◆ **PROBLEM DETAILS**: Select and reproduce each line of the listing below that bears the string "JSON".

◆ **Items from a figure collection**:
• • • • •

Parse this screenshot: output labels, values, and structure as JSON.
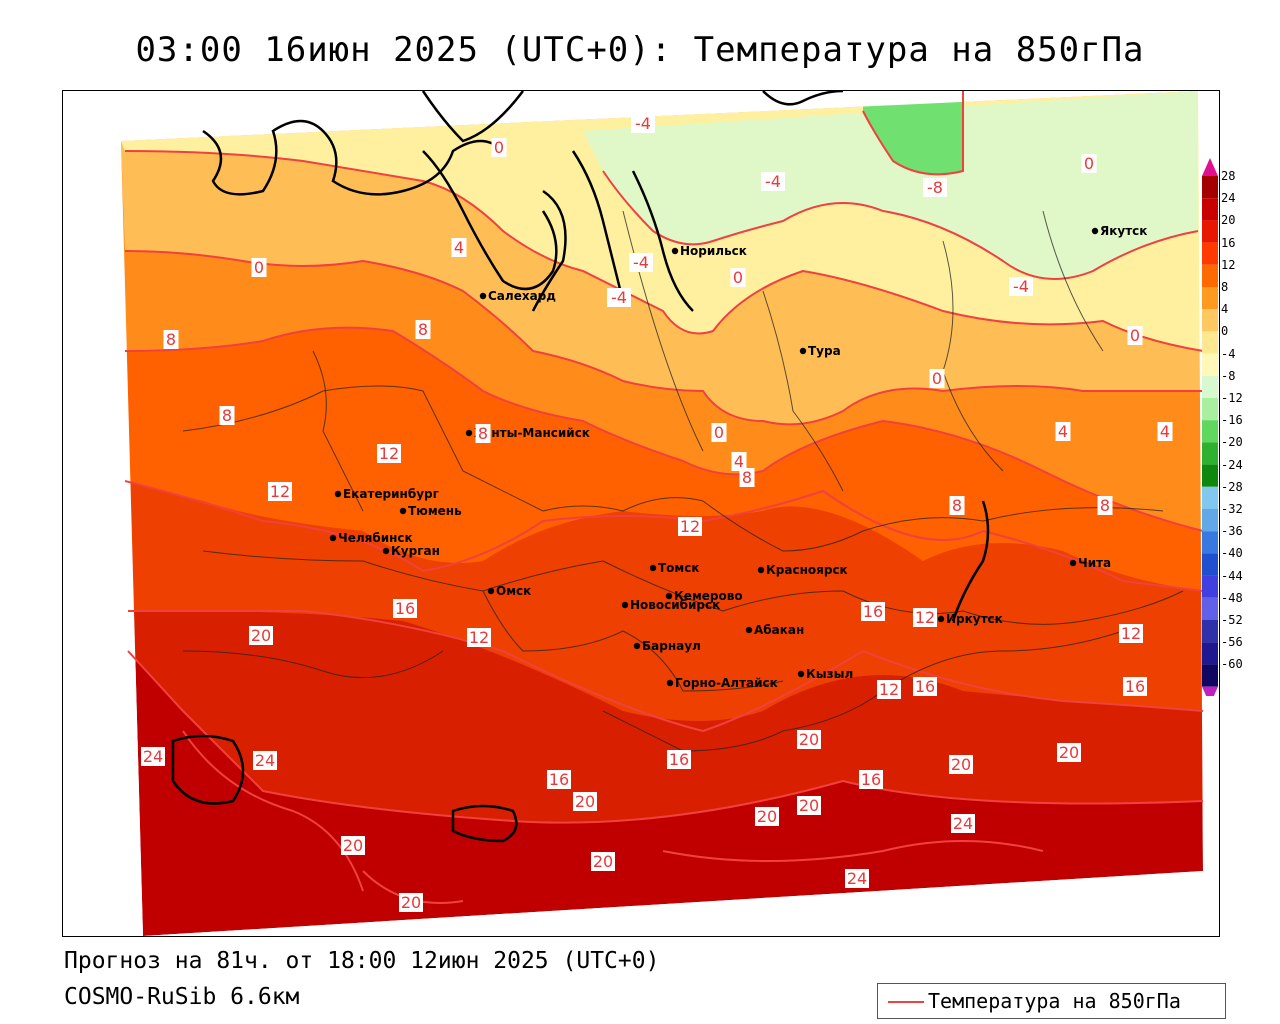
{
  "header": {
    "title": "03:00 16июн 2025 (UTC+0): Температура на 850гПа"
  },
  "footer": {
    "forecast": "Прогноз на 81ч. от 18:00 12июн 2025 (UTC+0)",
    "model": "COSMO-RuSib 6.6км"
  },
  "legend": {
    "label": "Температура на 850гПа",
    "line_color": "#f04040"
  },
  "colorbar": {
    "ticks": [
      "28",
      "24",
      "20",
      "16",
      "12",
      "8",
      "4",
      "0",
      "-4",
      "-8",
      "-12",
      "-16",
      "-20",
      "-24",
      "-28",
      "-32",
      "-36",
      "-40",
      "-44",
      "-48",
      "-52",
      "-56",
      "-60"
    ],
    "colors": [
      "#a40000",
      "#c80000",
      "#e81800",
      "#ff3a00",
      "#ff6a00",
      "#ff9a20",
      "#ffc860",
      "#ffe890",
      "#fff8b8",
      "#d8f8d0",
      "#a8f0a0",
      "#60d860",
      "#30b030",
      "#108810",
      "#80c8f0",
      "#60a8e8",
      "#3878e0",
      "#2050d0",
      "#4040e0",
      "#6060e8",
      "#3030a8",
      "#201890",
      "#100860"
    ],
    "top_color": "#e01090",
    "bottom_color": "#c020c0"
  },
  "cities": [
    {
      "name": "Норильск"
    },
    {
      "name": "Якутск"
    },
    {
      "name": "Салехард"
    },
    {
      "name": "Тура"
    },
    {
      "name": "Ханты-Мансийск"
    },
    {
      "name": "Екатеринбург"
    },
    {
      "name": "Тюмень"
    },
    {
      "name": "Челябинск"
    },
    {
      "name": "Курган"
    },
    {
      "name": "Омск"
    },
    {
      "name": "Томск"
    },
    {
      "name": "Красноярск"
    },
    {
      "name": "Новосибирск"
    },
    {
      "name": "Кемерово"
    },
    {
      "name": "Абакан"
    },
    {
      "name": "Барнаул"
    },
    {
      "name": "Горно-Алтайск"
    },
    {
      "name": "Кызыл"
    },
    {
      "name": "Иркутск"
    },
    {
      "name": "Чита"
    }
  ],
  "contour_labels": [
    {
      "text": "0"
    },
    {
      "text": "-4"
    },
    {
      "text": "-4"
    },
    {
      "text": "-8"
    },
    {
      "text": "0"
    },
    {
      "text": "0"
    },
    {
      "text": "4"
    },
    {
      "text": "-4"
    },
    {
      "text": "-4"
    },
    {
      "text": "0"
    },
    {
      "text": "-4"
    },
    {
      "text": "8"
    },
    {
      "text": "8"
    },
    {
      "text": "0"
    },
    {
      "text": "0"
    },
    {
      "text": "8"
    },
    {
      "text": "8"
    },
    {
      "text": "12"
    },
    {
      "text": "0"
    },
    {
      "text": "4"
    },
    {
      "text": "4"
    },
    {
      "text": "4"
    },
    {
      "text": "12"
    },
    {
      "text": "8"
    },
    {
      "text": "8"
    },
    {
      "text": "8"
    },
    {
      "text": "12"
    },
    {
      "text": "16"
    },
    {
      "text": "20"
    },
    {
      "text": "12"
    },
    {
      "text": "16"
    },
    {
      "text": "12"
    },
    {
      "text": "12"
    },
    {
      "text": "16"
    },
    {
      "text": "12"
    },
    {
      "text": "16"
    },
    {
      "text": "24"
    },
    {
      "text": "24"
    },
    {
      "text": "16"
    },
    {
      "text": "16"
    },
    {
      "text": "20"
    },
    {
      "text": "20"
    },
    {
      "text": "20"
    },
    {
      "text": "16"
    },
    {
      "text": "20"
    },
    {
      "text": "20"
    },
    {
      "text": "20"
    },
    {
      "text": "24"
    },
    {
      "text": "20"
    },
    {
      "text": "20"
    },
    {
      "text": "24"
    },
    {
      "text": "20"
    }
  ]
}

• • • • •

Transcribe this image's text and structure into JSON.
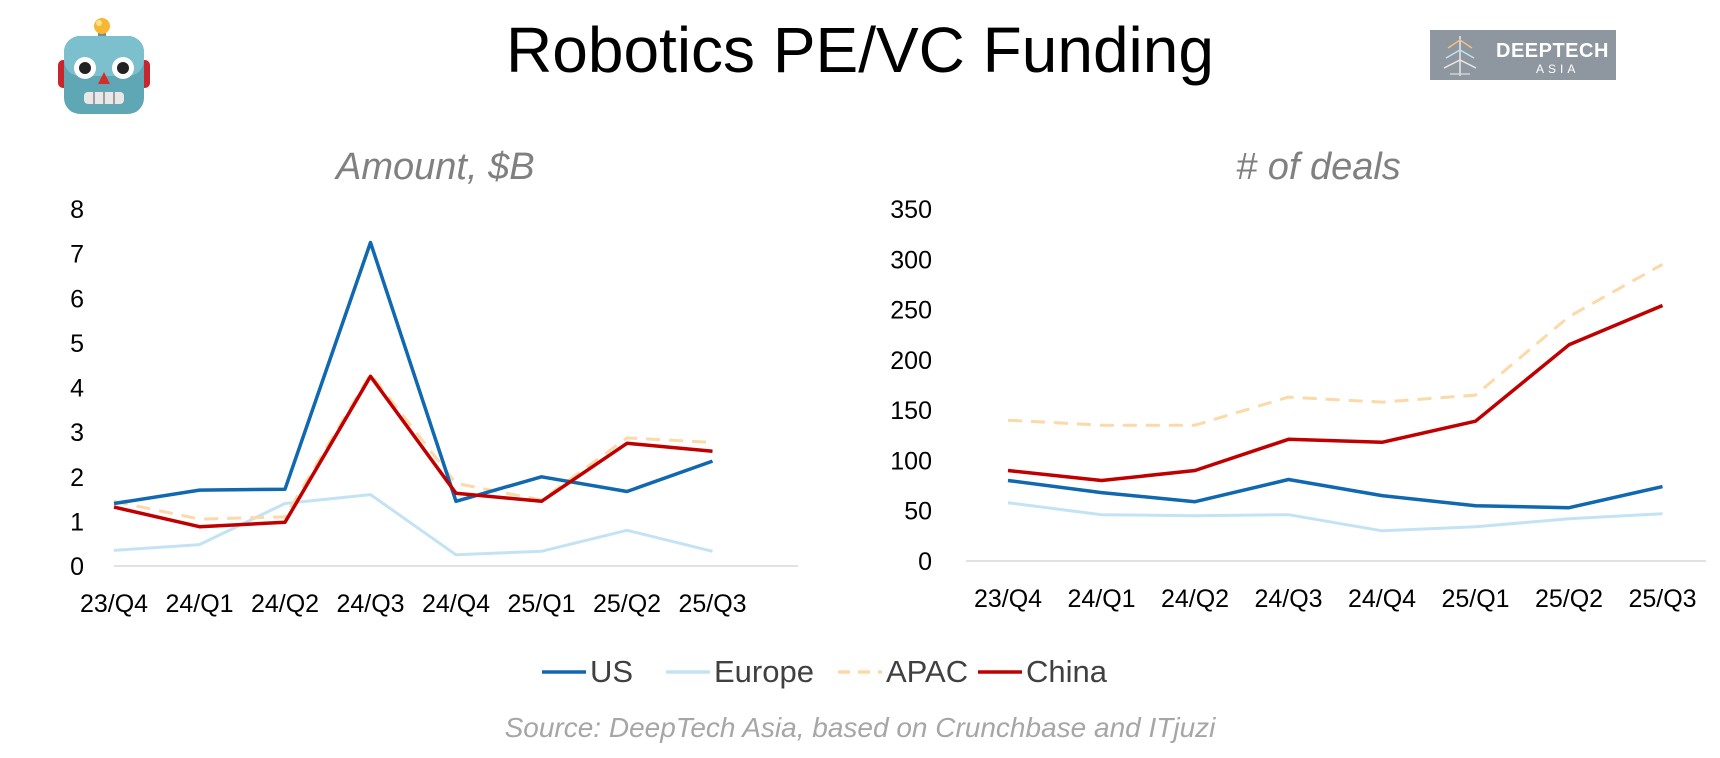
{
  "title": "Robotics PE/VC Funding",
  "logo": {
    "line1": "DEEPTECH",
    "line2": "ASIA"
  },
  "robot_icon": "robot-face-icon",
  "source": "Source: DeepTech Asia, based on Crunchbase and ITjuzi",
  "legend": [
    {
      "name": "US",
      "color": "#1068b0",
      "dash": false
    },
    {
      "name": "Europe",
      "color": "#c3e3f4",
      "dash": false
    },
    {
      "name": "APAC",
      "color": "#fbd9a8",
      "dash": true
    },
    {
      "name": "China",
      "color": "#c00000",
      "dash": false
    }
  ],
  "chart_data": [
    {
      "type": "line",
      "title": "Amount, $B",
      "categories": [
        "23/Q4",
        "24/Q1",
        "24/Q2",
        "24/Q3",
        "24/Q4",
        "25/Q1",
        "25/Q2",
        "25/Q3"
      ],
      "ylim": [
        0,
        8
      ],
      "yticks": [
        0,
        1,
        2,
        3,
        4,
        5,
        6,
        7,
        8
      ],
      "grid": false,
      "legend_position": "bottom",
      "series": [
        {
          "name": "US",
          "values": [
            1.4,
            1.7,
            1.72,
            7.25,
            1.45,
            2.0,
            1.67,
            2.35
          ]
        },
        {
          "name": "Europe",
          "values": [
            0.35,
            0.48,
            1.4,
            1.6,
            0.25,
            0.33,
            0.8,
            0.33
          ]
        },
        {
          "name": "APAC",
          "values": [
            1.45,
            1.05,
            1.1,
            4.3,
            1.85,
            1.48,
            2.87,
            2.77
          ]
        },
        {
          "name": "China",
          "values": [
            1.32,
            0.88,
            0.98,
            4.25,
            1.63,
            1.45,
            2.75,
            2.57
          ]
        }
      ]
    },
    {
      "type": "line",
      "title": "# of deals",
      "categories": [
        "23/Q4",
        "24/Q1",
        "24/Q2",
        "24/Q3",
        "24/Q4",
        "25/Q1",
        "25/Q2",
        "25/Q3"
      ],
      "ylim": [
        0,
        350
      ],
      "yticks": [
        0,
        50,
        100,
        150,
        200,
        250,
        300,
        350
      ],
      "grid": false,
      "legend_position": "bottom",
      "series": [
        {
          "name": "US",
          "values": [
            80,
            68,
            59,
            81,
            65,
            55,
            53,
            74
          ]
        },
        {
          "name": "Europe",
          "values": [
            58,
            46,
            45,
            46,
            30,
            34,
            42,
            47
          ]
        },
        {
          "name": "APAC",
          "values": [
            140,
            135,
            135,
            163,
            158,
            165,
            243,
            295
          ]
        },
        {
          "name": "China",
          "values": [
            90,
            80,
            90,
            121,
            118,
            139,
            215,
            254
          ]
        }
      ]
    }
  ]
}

• • • • •

◆ **SOLUTION**:
Parse this screenshot: output labels, values, and structure as JSON.
Transcribe this image's text and structure into JSON.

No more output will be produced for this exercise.